:: DATA PROVIDED ::
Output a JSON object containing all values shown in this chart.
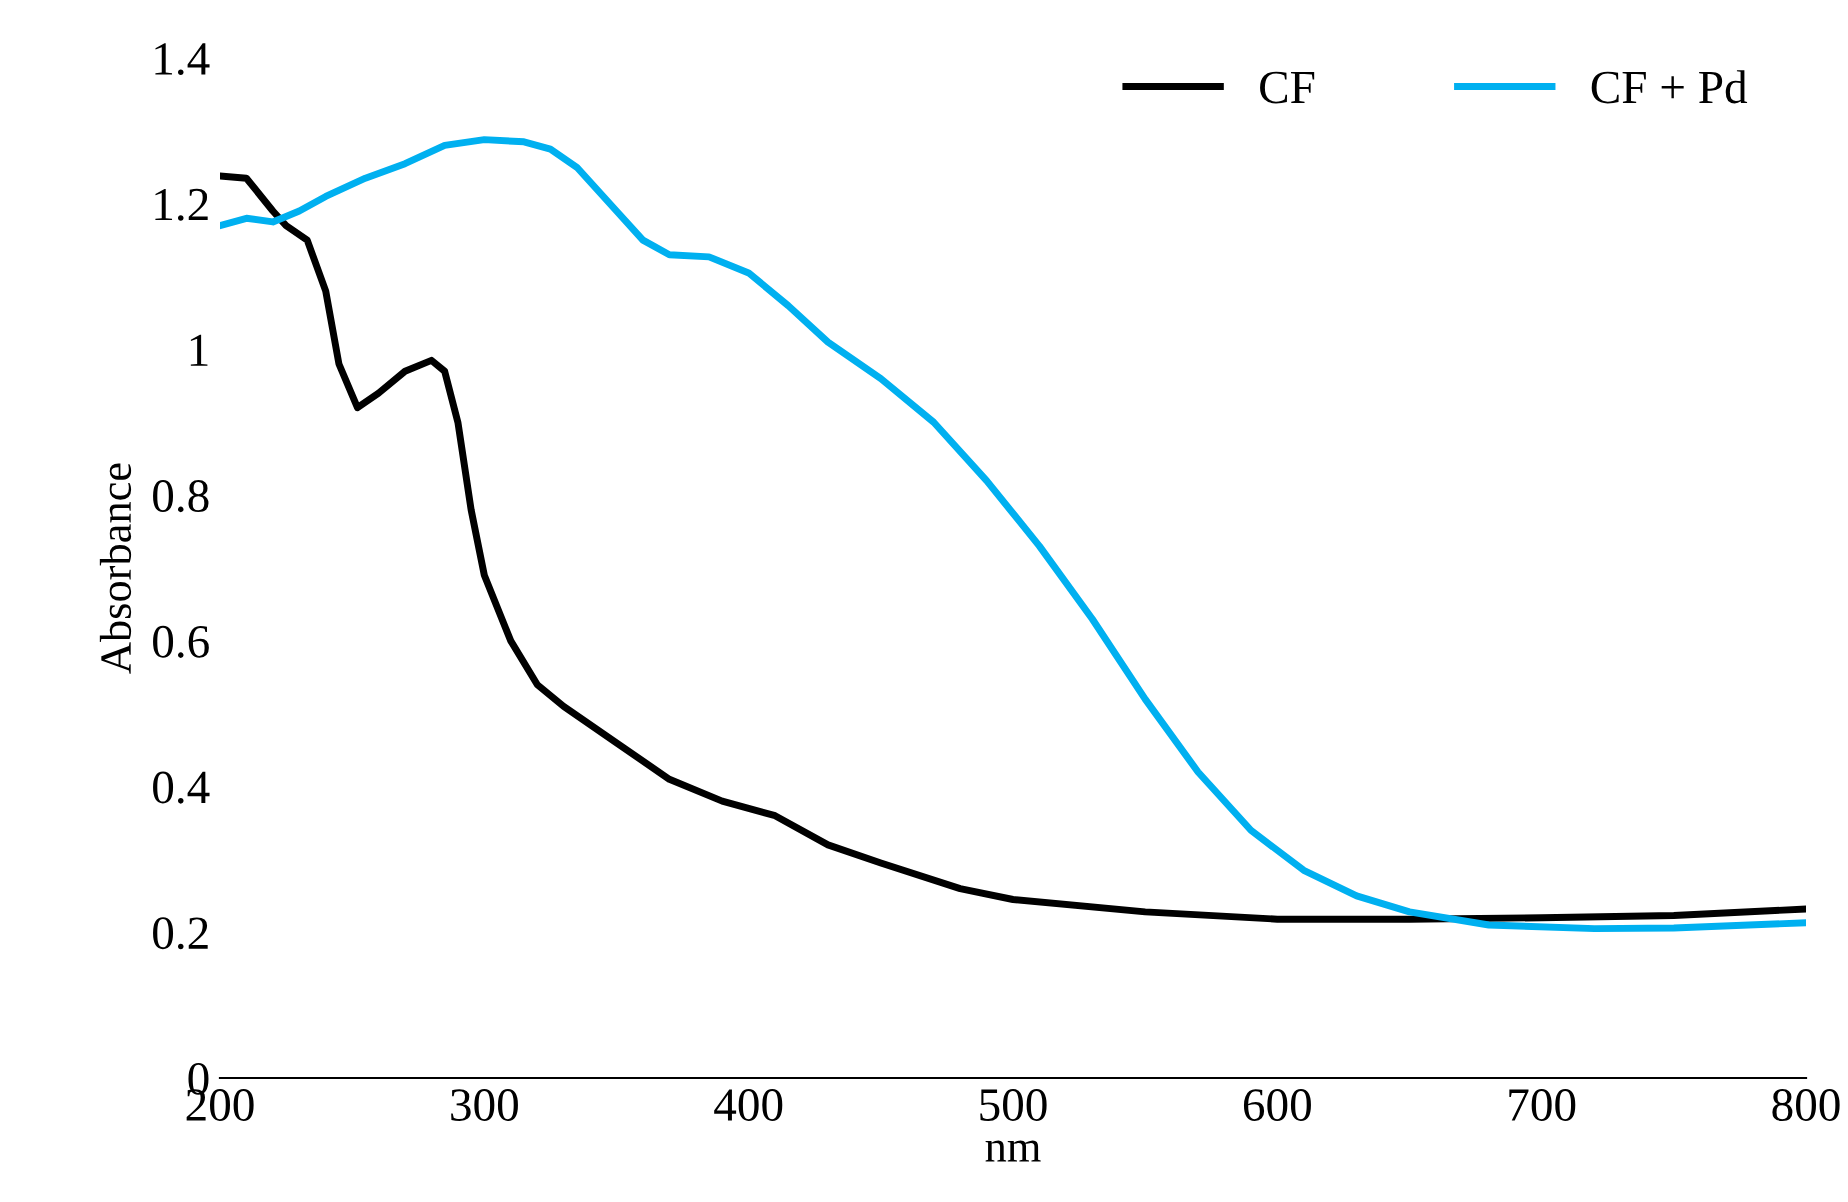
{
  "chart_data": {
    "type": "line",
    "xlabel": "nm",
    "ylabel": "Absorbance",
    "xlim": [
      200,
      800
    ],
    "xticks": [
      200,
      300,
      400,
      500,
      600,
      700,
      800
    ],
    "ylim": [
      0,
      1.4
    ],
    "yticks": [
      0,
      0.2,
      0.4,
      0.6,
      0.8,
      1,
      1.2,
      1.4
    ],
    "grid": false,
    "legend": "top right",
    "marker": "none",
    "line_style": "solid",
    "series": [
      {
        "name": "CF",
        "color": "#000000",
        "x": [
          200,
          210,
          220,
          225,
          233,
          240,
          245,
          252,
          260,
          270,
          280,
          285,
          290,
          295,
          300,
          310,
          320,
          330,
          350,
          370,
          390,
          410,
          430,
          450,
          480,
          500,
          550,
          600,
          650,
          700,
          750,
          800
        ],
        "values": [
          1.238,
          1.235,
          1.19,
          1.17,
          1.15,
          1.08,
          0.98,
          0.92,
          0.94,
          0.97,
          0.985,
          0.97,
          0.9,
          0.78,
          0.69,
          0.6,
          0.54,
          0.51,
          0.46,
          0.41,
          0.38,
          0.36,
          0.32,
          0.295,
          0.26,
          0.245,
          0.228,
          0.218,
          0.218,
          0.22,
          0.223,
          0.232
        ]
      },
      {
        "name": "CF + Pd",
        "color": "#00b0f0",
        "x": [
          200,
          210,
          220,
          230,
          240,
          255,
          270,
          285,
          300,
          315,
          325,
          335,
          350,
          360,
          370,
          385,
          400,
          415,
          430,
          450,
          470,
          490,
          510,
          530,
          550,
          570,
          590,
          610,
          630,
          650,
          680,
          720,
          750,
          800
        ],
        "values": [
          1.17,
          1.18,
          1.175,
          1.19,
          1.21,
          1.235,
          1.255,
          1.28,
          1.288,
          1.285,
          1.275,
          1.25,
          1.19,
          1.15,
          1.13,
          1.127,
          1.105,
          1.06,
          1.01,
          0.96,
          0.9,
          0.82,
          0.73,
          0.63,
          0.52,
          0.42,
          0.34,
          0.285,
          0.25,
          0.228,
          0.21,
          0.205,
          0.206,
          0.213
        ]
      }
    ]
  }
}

:: PROBLEM TO WORK ON ::
Transcribe the entries above verbatim, omitting their pictures.

:: SOLUTION TO THE PROBLEM ::
Output a JSON object containing all values shown in this chart.
{
  "chart_data": {
    "type": "line",
    "xlabel": "nm",
    "ylabel": "Absorbance",
    "xlim": [
      200,
      800
    ],
    "xticks": [
      200,
      300,
      400,
      500,
      600,
      700,
      800
    ],
    "ylim": [
      0,
      1.4
    ],
    "yticks": [
      0,
      0.2,
      0.4,
      0.6,
      0.8,
      1,
      1.2,
      1.4
    ],
    "grid": false,
    "legend": "top right",
    "marker": "none",
    "line_style": "solid",
    "series": [
      {
        "name": "CF",
        "color": "#000000",
        "x": [
          200,
          210,
          220,
          225,
          233,
          240,
          245,
          252,
          260,
          270,
          280,
          285,
          290,
          295,
          300,
          310,
          320,
          330,
          350,
          370,
          390,
          410,
          430,
          450,
          480,
          500,
          550,
          600,
          650,
          700,
          750,
          800
        ],
        "values": [
          1.238,
          1.235,
          1.19,
          1.17,
          1.15,
          1.08,
          0.98,
          0.92,
          0.94,
          0.97,
          0.985,
          0.97,
          0.9,
          0.78,
          0.69,
          0.6,
          0.54,
          0.51,
          0.46,
          0.41,
          0.38,
          0.36,
          0.32,
          0.295,
          0.26,
          0.245,
          0.228,
          0.218,
          0.218,
          0.22,
          0.223,
          0.232
        ]
      },
      {
        "name": "CF + Pd",
        "color": "#00b0f0",
        "x": [
          200,
          210,
          220,
          230,
          240,
          255,
          270,
          285,
          300,
          315,
          325,
          335,
          350,
          360,
          370,
          385,
          400,
          415,
          430,
          450,
          470,
          490,
          510,
          530,
          550,
          570,
          590,
          610,
          630,
          650,
          680,
          720,
          750,
          800
        ],
        "values": [
          1.17,
          1.18,
          1.175,
          1.19,
          1.21,
          1.235,
          1.255,
          1.28,
          1.288,
          1.285,
          1.275,
          1.25,
          1.19,
          1.15,
          1.13,
          1.127,
          1.105,
          1.06,
          1.01,
          0.96,
          0.9,
          0.82,
          0.73,
          0.63,
          0.52,
          0.42,
          0.34,
          0.285,
          0.25,
          0.228,
          0.21,
          0.205,
          0.206,
          0.213
        ]
      }
    ]
  }
}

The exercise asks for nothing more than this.